(Dataset items)
————
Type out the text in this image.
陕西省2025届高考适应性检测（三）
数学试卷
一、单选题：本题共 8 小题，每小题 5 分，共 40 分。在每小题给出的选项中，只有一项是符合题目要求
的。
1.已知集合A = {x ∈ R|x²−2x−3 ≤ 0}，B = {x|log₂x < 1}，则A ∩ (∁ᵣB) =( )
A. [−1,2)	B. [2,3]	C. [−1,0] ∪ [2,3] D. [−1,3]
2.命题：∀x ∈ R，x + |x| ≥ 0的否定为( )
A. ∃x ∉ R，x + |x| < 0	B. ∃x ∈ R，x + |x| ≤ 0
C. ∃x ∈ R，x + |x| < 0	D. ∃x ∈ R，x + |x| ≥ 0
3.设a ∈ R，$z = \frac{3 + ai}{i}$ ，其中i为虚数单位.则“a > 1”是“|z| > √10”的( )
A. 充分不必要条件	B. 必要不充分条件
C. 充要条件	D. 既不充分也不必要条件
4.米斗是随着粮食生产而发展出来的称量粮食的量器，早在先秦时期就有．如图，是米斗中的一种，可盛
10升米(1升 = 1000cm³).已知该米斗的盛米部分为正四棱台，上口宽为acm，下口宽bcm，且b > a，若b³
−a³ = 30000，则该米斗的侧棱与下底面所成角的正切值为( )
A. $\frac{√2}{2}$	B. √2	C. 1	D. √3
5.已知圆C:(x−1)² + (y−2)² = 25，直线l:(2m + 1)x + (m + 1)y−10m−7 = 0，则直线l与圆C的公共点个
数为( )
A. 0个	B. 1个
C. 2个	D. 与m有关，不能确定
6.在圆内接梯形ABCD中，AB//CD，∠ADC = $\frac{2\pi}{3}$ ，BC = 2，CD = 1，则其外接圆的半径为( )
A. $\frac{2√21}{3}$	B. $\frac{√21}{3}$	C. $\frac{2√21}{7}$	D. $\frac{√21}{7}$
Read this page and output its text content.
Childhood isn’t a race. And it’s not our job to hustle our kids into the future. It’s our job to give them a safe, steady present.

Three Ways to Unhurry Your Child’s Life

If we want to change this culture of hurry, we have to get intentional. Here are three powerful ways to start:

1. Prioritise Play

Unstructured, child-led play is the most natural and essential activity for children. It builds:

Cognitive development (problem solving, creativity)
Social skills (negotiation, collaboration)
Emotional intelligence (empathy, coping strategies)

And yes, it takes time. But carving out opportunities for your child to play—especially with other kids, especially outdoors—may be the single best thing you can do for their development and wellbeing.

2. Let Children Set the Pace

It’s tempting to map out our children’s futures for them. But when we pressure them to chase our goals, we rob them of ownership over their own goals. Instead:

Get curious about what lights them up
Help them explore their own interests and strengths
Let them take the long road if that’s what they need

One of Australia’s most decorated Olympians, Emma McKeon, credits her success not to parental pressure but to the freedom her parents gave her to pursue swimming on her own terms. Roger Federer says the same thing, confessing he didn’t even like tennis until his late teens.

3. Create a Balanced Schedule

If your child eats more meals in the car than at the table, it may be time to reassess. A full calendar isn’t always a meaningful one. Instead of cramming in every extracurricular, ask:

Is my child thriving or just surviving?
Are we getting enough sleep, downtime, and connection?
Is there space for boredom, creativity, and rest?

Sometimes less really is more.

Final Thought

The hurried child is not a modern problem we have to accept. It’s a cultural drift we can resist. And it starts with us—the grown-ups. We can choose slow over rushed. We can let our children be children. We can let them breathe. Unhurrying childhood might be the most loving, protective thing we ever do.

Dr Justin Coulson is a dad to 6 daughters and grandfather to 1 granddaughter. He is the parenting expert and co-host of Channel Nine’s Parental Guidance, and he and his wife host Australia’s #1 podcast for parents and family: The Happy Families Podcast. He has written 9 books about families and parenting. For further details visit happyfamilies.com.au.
————
* TASK TO COMPLETE
Please set down each line of the records exactly as given.

* EXERCISE OUTPUT
Type out the text in this image.
陕西省2025届高考适应性检测（三）
数学试卷
一、单选题：本题共 8 小题，每小题 5 分，共 40 分。在每小题给出的选项中，只有一项是符合题目要求
的。
1.已知集合A = {x ∈ R|x²−2x−3 ≤ 0}，B = {x|log₂x < 1}，则A ∩ (∁ᵣB) =( )
A. [−1,2)	B. [2,3]	C. [−1,0] ∪ [2,3] D. [−1,3]
2.命题：∀x ∈ R，x + |x| ≥ 0的否定为( )
A. ∃x ∉ R，x + |x| < 0	B. ∃x ∈ R，x + |x| ≤ 0
C. ∃x ∈ R，x + |x| < 0	D. ∃x ∈ R，x + |x| ≥ 0
3.设a ∈ R，$z = \frac{3 + ai}{i}$ ，其中i为虚数单位.则“a > 1”是“|z| > √10”的( )
A. 充分不必要条件	B. 必要不充分条件
C. 充要条件	D. 既不充分也不必要条件
4.米斗是随着粮食生产而发展出来的称量粮食的量器，早在先秦时期就有．如图，是米斗中的一种，可盛
10升米(1升 = 1000cm³).已知该米斗的盛米部分为正四棱台，上口宽为acm，下口宽bcm，且b > a，若b³
−a³ = 30000，则该米斗的侧棱与下底面所成角的正切值为( )
A. $\frac{√2}{2}$	B. √2	C. 1	D. √3
5.已知圆C:(x−1)² + (y−2)² = 25，直线l:(2m + 1)x + (m + 1)y−10m−7 = 0，则直线l与圆C的公共点个
数为( )
A. 0个	B. 1个
C. 2个	D. 与m有关，不能确定
6.在圆内接梯形ABCD中，AB//CD，∠ADC = $\frac{2\pi}{3}$ ，BC = 2，CD = 1，则其外接圆的半径为( )
A. $\frac{2√21}{3}$	B. $\frac{√21}{3}$	C. $\frac{2√21}{7}$	D. $\frac{√21}{7}$
Read this page and output its text content.
Childhood isn’t a race. And it’s not our job to hustle our kids into the future. It’s our job to give them a safe, steady present.

Three Ways to Unhurry Your Child’s Life

If we want to change this culture of hurry, we have to get intentional. Here are three powerful ways to start:

1. Prioritise Play

Unstructured, child-led play is the most natural and essential activity for children. It builds:

Cognitive development (problem solving, creativity)
Social skills (negotiation, collaboration)
Emotional intelligence (empathy, coping strategies)

And yes, it takes time. But carving out opportunities for your child to play—especially with other kids, especially outdoors—may be the single best thing you can do for their development and wellbeing.

2. Let Children Set the Pace

It’s tempting to map out our children’s futures for them. But when we pressure them to chase our goals, we rob them of ownership over their own goals. Instead:

Get curious about what lights them up
Help them explore their own interests and strengths
Let them take the long road if that’s what they need

One of Australia’s most decorated Olympians, Emma McKeon, credits her success not to parental pressure but to the freedom her parents gave her to pursue swimming on her own terms. Roger Federer says the same thing, confessing he didn’t even like tennis until his late teens.

3. Create a Balanced Schedule

If your child eats more meals in the car than at the table, it may be time to reassess. A full calendar isn’t always a meaningful one. Instead of cramming in every extracurricular, ask:

Is my child thriving or just surviving?
Are we getting enough sleep, downtime, and connection?
Is there space for boredom, creativity, and rest?

Sometimes less really is more.

Final Thought

The hurried child is not a modern problem we have to accept. It’s a cultural drift we can resist. And it starts with us—the grown-ups. We can choose slow over rushed. We can let our children be children. We can let them breathe. Unhurrying childhood might be the most loving, protective thing we ever do.

Dr Justin Coulson is a dad to 6 daughters and grandfather to 1 granddaughter. He is the parenting expert and co-host of Channel Nine’s Parental Guidance, and he and his wife host Australia’s #1 podcast for parents and family: The Happy Families Podcast. He has written 9 books about families and parenting. For further details visit happyfamilies.com.au.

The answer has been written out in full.